» Stored items from a collection:
━━━━━━━━━━━━━━━━━━━━━━━━━━━━━━

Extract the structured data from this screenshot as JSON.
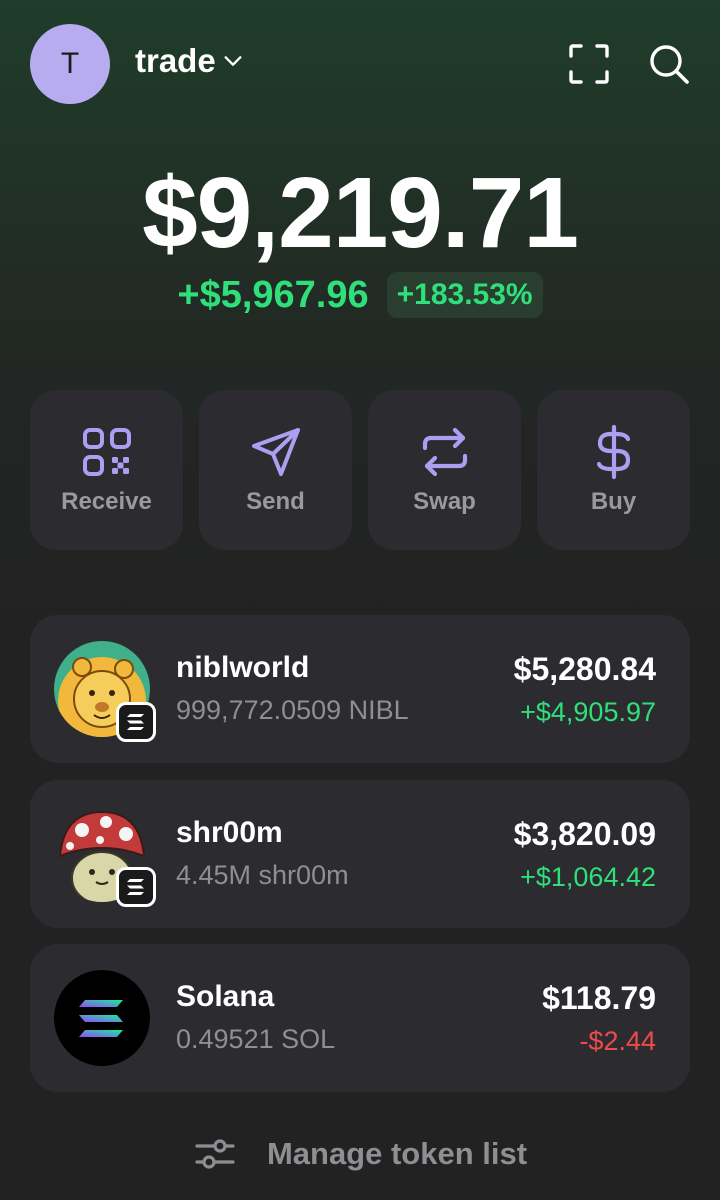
{
  "header": {
    "avatar_letter": "T",
    "account_name": "trade",
    "icons": [
      "chevron-down-icon",
      "scan-icon",
      "search-icon"
    ]
  },
  "portfolio": {
    "balance": "$9,219.71",
    "change_abs": "+$5,967.96",
    "change_pct": "+183.53%"
  },
  "actions": [
    {
      "label": "Receive",
      "icon": "qr-code-icon"
    },
    {
      "label": "Send",
      "icon": "send-icon"
    },
    {
      "label": "Swap",
      "icon": "swap-icon"
    },
    {
      "label": "Buy",
      "icon": "dollar-icon"
    }
  ],
  "tokens": [
    {
      "name": "niblworld",
      "amount": "999,772.0509 NIBL",
      "value": "$5,280.84",
      "change": "+$4,905.97",
      "trend": "positive"
    },
    {
      "name": "shr00m",
      "amount": "4.45M shr00m",
      "value": "$3,820.09",
      "change": "+$1,064.42",
      "trend": "positive"
    },
    {
      "name": "Solana",
      "amount": "0.49521 SOL",
      "value": "$118.79",
      "change": "-$2.44",
      "trend": "negative"
    }
  ],
  "footer": {
    "manage_label": "Manage token list"
  },
  "colors": {
    "accent": "#ab9ff2",
    "positive": "#2fe07a",
    "negative": "#ee4a4a",
    "card": "#2b2b30"
  }
}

━━━━━━━━━━━━━━━━━━━━━━━━━━━━━━

» The request:
Leave the pictures out and output the rest of the listing exactly.

» Exercise answer:
Extract the structured data from this screenshot as JSON.
{
  "header": {
    "avatar_letter": "T",
    "account_name": "trade",
    "icons": [
      "chevron-down-icon",
      "scan-icon",
      "search-icon"
    ]
  },
  "portfolio": {
    "balance": "$9,219.71",
    "change_abs": "+$5,967.96",
    "change_pct": "+183.53%"
  },
  "actions": [
    {
      "label": "Receive",
      "icon": "qr-code-icon"
    },
    {
      "label": "Send",
      "icon": "send-icon"
    },
    {
      "label": "Swap",
      "icon": "swap-icon"
    },
    {
      "label": "Buy",
      "icon": "dollar-icon"
    }
  ],
  "tokens": [
    {
      "name": "niblworld",
      "amount": "999,772.0509 NIBL",
      "value": "$5,280.84",
      "change": "+$4,905.97",
      "trend": "positive"
    },
    {
      "name": "shr00m",
      "amount": "4.45M shr00m",
      "value": "$3,820.09",
      "change": "+$1,064.42",
      "trend": "positive"
    },
    {
      "name": "Solana",
      "amount": "0.49521 SOL",
      "value": "$118.79",
      "change": "-$2.44",
      "trend": "negative"
    }
  ],
  "footer": {
    "manage_label": "Manage token list"
  },
  "colors": {
    "accent": "#ab9ff2",
    "positive": "#2fe07a",
    "negative": "#ee4a4a",
    "card": "#2b2b30"
  }
}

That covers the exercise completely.